=== INPUT DATA ===

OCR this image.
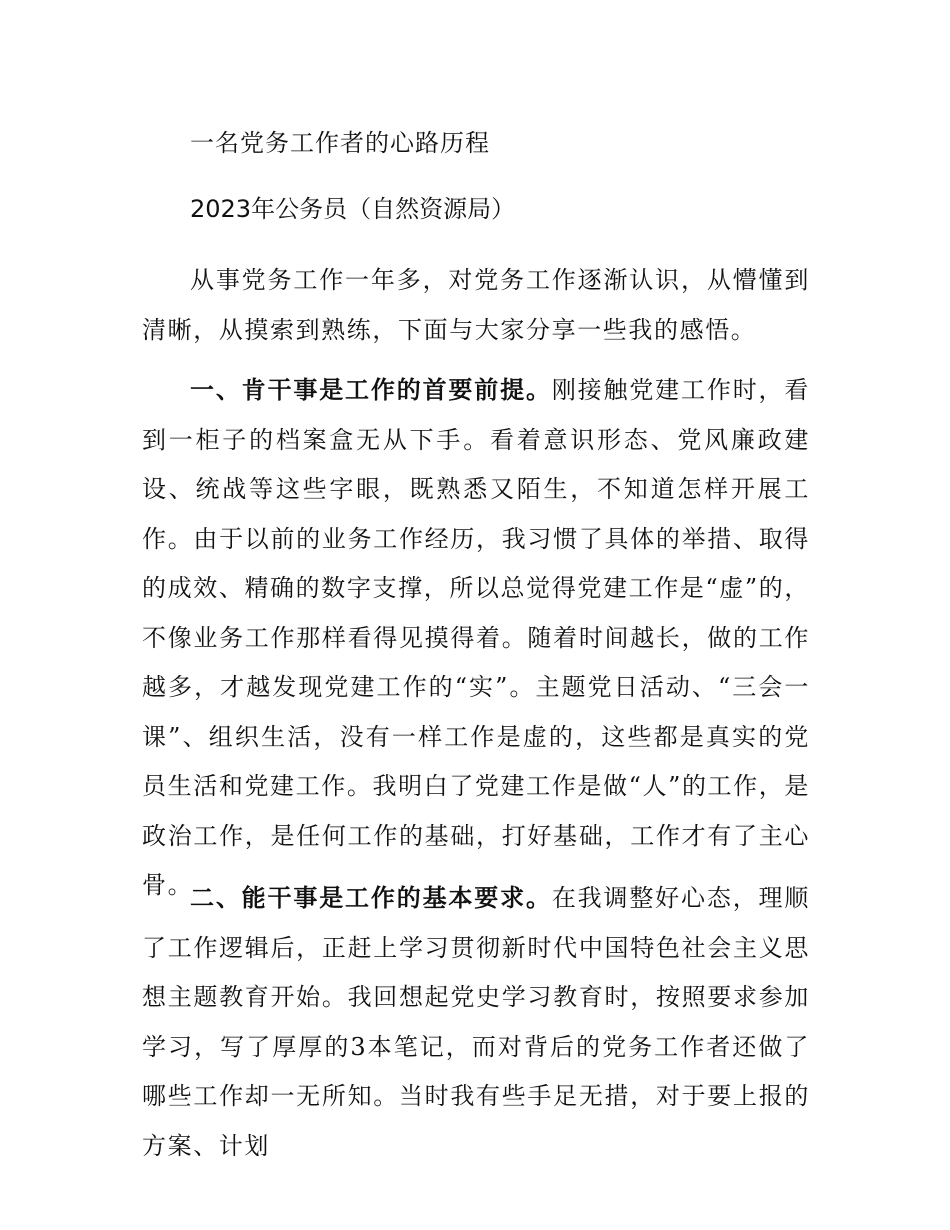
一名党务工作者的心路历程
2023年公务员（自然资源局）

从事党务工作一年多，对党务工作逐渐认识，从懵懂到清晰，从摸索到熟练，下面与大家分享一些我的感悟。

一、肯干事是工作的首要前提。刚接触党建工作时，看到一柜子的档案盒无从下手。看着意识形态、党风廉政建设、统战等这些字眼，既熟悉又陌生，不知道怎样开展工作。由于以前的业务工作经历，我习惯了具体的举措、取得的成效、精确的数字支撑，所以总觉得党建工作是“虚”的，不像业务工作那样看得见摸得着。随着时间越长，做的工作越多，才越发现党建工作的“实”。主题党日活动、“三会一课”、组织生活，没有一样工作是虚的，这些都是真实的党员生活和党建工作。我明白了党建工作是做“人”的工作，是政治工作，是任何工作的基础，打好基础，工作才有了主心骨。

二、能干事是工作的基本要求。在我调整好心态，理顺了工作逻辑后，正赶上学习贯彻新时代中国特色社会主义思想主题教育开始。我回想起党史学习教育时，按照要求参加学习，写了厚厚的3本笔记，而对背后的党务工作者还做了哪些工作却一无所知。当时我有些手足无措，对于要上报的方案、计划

===
=== INPUT DATA ===

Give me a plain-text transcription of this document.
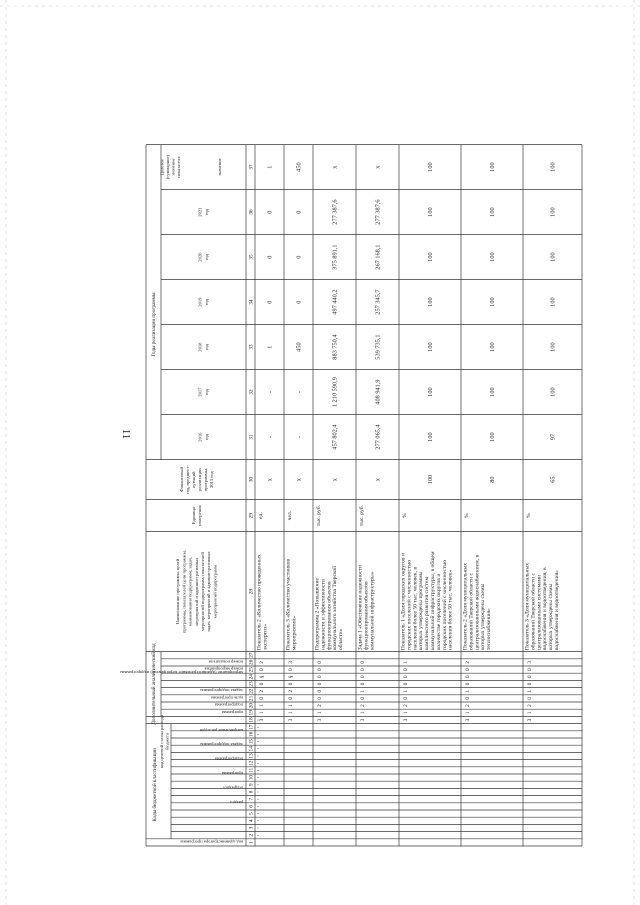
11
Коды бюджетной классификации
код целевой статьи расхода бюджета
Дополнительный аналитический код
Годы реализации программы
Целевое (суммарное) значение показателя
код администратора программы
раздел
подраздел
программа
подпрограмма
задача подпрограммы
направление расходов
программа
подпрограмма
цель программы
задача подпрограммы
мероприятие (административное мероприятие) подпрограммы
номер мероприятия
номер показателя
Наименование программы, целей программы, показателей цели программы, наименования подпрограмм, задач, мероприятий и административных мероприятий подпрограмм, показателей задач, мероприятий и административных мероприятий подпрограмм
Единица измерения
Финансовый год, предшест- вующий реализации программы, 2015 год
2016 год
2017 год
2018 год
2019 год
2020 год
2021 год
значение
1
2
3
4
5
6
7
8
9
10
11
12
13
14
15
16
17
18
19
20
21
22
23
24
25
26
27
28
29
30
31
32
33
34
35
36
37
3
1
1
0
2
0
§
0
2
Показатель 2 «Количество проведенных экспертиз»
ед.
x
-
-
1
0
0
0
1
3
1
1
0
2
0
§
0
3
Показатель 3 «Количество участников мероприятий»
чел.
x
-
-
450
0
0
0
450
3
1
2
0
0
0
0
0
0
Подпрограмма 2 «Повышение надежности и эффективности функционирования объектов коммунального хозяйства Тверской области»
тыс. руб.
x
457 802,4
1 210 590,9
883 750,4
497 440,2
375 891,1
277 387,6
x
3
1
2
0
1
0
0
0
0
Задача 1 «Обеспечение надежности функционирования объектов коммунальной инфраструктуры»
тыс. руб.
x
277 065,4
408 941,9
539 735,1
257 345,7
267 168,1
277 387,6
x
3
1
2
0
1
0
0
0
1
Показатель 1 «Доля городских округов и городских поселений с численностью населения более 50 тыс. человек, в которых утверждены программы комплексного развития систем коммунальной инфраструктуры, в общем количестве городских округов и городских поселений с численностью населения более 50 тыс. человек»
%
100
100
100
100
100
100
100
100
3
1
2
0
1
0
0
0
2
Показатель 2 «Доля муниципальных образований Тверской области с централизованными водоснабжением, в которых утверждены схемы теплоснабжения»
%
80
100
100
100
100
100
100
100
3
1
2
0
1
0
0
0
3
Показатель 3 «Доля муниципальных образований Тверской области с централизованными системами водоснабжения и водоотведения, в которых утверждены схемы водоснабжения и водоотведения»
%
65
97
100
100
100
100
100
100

===

WHAT THE TASK REQUIRES: Copy out each line that contains the word "реализации".

SOLUTION FOR THIS TASK:
Годы реализации программы
Финансовый год, предшест- вующий реализации программы, 2015 год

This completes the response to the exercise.